* _Excerpted passage_:
start

Ironically, my larger patch set [1]/messages/by-id/CAAKRu_ZMw6Npd_qm2KM+FwQ3cMOMx1Dh3VMhp8-V7SOLxdK9-g@mail.gmail.com seeks to eliminate xl_heap_visible
and add the changes to the VM to the WAL records that make the changes
rendering the page all-visible.

I think you are right that the change I made in the patch in this
thread is not an improvement to COPY FREEZE.

I think this might actually be an underlying design problem with the
patch -- heap_page_set_vm_and_log() seems to want to be in charge of
both what we do with the heap page and what we do with the
corresponding VM bit, but that runs contrary to the caller's need to
bundle the VM bit changes with some WAL record that is doing other
things to the heap page.

end

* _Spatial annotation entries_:
start

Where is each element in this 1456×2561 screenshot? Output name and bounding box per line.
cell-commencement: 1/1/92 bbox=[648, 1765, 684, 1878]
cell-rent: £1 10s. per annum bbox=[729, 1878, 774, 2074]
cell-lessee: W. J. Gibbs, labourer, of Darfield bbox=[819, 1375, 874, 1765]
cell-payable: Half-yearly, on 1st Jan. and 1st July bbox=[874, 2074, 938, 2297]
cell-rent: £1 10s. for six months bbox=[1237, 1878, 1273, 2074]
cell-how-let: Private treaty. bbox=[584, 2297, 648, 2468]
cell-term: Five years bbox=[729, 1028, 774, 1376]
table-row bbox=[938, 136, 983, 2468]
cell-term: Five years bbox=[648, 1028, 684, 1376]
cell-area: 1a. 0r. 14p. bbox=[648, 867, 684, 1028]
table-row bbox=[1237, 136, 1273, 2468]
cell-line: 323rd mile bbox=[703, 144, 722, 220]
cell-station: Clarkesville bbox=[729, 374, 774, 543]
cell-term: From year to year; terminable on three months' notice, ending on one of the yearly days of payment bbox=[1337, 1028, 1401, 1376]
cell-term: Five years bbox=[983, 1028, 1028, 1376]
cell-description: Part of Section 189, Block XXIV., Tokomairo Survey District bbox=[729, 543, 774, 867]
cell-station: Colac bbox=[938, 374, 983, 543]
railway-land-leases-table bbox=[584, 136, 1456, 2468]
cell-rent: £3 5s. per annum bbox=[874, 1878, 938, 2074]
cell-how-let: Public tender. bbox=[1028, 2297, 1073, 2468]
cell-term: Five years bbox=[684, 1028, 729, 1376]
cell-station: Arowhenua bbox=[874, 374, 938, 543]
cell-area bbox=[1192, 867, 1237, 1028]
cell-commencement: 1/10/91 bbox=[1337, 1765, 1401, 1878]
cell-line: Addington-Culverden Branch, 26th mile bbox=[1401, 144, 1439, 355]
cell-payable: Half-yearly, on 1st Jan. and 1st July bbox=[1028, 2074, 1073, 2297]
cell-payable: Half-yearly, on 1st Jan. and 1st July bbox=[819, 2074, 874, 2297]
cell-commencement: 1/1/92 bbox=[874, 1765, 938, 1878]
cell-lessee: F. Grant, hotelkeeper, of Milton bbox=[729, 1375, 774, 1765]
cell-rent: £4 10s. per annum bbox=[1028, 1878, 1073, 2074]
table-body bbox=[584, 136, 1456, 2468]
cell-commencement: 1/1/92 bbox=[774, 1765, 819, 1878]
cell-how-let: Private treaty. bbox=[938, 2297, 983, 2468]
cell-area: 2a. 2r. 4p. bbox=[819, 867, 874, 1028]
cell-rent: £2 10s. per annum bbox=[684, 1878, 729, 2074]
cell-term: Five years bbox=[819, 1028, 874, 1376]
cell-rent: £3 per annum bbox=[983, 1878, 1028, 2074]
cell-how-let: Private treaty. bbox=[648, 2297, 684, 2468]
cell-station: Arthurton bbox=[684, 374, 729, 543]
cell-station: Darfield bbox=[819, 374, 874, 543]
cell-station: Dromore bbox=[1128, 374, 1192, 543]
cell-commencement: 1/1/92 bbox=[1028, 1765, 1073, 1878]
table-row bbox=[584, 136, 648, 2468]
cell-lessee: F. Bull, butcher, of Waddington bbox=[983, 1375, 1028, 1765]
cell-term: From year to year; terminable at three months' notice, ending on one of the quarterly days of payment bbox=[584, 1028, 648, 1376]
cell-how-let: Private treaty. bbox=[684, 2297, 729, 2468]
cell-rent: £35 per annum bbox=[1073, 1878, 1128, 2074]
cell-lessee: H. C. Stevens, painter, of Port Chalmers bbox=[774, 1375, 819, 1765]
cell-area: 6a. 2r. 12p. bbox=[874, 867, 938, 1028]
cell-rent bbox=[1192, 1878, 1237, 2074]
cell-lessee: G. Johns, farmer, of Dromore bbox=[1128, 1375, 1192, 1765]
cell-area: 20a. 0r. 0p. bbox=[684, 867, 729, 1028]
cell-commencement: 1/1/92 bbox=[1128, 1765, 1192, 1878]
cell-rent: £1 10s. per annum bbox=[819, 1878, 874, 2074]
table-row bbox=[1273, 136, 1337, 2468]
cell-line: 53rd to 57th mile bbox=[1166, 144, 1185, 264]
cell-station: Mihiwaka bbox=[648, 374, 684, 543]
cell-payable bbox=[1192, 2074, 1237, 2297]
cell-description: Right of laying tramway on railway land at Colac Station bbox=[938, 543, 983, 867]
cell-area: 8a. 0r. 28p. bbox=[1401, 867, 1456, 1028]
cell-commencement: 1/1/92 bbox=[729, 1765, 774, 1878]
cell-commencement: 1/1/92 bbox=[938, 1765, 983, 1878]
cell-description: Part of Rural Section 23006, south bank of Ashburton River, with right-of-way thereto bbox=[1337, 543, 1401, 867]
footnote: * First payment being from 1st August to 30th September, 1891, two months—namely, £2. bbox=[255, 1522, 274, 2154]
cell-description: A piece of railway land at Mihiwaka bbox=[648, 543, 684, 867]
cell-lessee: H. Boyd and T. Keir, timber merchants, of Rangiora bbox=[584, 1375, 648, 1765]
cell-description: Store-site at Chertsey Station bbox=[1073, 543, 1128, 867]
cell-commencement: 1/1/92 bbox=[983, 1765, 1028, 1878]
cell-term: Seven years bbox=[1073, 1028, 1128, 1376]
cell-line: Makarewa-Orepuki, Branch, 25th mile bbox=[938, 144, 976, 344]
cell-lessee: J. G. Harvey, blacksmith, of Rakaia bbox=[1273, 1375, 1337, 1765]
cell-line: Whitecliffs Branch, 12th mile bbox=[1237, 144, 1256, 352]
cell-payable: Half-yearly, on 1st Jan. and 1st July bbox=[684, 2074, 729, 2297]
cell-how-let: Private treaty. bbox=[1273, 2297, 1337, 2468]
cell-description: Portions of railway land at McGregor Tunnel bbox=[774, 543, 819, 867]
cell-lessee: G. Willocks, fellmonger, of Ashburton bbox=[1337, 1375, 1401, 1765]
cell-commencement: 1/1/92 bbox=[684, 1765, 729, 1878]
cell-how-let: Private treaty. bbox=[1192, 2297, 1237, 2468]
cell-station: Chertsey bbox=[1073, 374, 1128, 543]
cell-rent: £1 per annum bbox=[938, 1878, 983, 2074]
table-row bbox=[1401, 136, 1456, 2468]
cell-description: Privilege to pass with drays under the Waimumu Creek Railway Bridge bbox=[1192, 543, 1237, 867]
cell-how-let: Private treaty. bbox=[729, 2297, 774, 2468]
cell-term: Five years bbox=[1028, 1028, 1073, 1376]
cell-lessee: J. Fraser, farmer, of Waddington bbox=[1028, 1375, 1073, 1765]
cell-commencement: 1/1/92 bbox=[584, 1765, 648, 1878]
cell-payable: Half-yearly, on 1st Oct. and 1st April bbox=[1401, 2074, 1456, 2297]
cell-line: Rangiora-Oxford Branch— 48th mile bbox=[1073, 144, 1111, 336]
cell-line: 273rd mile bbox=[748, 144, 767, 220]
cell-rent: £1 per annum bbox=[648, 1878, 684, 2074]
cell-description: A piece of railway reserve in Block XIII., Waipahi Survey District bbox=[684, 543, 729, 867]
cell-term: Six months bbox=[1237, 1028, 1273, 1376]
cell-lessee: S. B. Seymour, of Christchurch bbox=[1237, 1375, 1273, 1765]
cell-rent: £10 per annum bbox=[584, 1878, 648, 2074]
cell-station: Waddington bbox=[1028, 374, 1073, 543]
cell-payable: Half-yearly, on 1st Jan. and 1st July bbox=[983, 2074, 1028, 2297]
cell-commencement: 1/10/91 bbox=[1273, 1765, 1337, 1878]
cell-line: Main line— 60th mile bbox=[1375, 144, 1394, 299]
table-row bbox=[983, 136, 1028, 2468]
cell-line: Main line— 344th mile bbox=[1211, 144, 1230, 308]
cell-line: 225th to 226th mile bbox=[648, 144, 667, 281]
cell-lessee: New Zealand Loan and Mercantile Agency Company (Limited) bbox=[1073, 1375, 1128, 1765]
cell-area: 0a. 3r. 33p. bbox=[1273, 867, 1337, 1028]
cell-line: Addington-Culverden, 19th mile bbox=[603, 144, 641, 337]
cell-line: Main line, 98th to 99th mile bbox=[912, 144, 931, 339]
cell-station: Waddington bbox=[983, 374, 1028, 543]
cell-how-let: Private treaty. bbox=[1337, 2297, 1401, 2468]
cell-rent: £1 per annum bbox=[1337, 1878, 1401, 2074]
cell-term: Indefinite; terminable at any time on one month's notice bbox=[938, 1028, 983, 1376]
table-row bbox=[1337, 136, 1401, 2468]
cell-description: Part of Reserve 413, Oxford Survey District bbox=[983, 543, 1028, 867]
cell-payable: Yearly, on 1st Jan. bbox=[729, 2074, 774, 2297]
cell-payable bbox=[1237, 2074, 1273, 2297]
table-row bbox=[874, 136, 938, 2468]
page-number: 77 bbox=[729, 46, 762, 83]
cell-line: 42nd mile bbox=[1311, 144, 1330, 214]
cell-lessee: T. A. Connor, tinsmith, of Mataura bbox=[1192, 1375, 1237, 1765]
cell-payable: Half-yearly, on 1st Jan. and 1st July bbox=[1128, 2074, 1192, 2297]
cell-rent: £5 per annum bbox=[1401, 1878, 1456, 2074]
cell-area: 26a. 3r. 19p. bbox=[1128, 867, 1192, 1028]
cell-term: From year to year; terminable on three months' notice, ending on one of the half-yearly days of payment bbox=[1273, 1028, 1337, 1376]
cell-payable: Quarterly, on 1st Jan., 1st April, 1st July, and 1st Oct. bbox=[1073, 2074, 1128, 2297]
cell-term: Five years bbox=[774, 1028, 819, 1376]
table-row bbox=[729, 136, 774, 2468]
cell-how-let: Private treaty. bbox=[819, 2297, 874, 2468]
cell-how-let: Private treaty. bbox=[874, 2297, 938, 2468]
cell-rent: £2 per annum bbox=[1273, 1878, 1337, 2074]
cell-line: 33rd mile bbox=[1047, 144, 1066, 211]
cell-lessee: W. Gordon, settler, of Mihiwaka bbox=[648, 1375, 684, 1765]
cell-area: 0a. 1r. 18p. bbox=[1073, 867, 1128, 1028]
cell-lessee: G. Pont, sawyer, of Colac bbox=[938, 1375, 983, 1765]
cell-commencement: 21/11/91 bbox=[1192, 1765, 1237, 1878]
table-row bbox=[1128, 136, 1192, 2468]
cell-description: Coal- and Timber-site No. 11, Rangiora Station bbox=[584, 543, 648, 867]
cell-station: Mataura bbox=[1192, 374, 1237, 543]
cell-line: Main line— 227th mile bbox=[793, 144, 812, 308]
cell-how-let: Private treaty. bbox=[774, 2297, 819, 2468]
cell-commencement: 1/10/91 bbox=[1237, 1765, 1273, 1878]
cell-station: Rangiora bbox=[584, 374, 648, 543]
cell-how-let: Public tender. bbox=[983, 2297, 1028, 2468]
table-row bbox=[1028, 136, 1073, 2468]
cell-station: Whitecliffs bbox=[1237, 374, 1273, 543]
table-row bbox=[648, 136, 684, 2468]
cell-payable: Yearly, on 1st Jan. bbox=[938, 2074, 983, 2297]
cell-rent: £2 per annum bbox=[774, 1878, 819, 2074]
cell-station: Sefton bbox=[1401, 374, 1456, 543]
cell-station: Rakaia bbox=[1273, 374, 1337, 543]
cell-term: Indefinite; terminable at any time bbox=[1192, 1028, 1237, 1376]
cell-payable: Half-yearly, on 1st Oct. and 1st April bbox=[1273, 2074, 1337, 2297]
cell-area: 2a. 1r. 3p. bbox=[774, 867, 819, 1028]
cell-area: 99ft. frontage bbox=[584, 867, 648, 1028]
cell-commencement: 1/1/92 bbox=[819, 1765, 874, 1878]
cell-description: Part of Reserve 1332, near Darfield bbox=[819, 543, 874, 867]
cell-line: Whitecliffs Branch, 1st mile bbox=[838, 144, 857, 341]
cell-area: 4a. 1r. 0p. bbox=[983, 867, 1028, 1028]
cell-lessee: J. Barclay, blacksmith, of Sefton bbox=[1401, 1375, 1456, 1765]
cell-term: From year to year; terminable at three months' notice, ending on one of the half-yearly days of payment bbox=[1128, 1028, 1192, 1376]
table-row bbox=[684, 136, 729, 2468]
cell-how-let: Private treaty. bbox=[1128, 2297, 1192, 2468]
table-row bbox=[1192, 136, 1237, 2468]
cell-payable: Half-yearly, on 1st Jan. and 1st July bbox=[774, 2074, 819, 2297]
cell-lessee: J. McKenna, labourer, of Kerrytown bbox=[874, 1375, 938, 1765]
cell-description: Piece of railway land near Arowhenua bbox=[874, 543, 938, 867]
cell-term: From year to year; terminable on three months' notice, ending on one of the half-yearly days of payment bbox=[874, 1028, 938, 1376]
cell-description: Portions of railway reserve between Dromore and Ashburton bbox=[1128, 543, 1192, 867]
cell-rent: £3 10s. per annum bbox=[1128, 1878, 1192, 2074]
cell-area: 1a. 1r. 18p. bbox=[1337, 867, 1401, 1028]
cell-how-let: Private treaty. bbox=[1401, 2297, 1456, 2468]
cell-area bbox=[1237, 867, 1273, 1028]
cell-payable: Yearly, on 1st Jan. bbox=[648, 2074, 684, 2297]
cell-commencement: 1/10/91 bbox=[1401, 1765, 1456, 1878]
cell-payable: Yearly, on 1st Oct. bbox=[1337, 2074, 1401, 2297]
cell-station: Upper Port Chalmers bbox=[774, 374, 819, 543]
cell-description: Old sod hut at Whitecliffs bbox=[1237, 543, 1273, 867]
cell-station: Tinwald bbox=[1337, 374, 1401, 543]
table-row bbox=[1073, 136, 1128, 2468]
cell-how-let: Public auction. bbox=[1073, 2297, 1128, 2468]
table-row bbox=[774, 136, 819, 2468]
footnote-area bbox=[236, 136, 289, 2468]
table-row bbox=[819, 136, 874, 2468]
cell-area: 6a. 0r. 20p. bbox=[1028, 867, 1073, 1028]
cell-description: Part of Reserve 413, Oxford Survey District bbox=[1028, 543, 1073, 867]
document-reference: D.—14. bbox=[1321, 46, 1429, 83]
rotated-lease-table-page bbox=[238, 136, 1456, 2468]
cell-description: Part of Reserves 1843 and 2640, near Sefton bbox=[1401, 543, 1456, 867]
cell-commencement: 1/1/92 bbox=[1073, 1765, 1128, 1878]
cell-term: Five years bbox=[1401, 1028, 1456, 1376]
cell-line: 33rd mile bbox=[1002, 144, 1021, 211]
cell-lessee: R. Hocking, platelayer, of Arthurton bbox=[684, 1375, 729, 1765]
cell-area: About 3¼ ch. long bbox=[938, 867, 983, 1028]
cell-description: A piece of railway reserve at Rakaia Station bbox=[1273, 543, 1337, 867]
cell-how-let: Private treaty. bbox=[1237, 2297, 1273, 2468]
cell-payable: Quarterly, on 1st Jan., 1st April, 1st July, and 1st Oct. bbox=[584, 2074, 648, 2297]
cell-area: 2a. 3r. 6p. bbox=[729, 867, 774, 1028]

end

* _Goals_:
[1] Quote the passage on visibility map changes from "Ironically, my larger" up to and including "to COPY FREEZE.".
[2] Extend the passage on visibility map changes, carrying on from its final sentence.

* _Responses by task_:
[1]
Ironically, my larger patch set [1]/messages/by-id/CAAKRu_ZMw6Npd_qm2KM+FwQ3cMOMx1Dh3VMhp8-V7SOLxdK9-g@mail.gmail.com seeks to eliminate xl_heap_visible
and add the changes to the VM to the WAL records that make the changes
rendering the page all-visible.

I think you are right that the change I made in the patch in this
thread is not an improvement to COPY FREEZE.

[2]
The way it is currently, visibilitymap_set() sets the heap page LSN
but it doesn't actually set PD_ALL_VISIBLE or mark the heap buffer
dirty. There is no way to tell visibilitymap_set() whether or not you
modified the heap page -- it just assumes you did. That separation of
duties didn't make sense to me.

In fact, even if you make visibilitymap_set() aware that you haven't
modified the heap page and then don't set the heap page LSN, we'll
still register the heap buffer when emitting the xl_heap_visible
record and then end up modifying it when replaying that record.

heap_page_set_vm_and_log() says that it shouldn't be called during
recovery but doesn't assert that it isn't.

Ah, good point.

So, I read and started addressing your other inline code review, but
after thinking more about your comment about
heap_page_set_vm_and_log() having a design problem, I went back to the
drawing board and tried to figure out 1) which of the issues I point
out are actually bugs and 2) how I can do my larger patch set without
these wrappers. I solved 2, but that's a story for another thread.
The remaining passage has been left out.